══ Data extract ══

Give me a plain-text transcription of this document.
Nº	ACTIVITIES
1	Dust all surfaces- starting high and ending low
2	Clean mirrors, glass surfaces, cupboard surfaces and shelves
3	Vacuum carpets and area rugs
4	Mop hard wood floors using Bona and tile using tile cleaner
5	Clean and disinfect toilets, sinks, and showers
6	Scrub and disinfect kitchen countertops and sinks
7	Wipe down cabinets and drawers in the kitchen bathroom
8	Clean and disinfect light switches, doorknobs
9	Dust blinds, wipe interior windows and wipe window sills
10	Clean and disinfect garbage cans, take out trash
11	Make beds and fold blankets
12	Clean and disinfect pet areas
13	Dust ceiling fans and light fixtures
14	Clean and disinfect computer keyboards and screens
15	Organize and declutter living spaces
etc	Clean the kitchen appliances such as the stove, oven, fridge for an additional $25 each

═══

Your objective:
All of the entries must be quoted exactly; please include each one.

The response:
Give me a plain-text transcription of this document.
Nº	ACTIVITIES
1	Dust all surfaces- starting high and ending low
2	Clean mirrors, glass surfaces, cupboard surfaces and shelves
3	Vacuum carpets and area rugs
4	Mop hard wood floors using Bona and tile using tile cleaner
5	Clean and disinfect toilets, sinks, and showers
6	Scrub and disinfect kitchen countertops and sinks
7	Wipe down cabinets and drawers in the kitchen bathroom
8	Clean and disinfect light switches, doorknobs
9	Dust blinds, wipe interior windows and wipe window sills
10	Clean and disinfect garbage cans, take out trash
11	Make beds and fold blankets
12	Clean and disinfect pet areas
13	Dust ceiling fans and light fixtures
14	Clean and disinfect computer keyboards and screens
15	Organize and declutter living spaces
etc	Clean the kitchen appliances such as the stove, oven, fridge for an additional $25 each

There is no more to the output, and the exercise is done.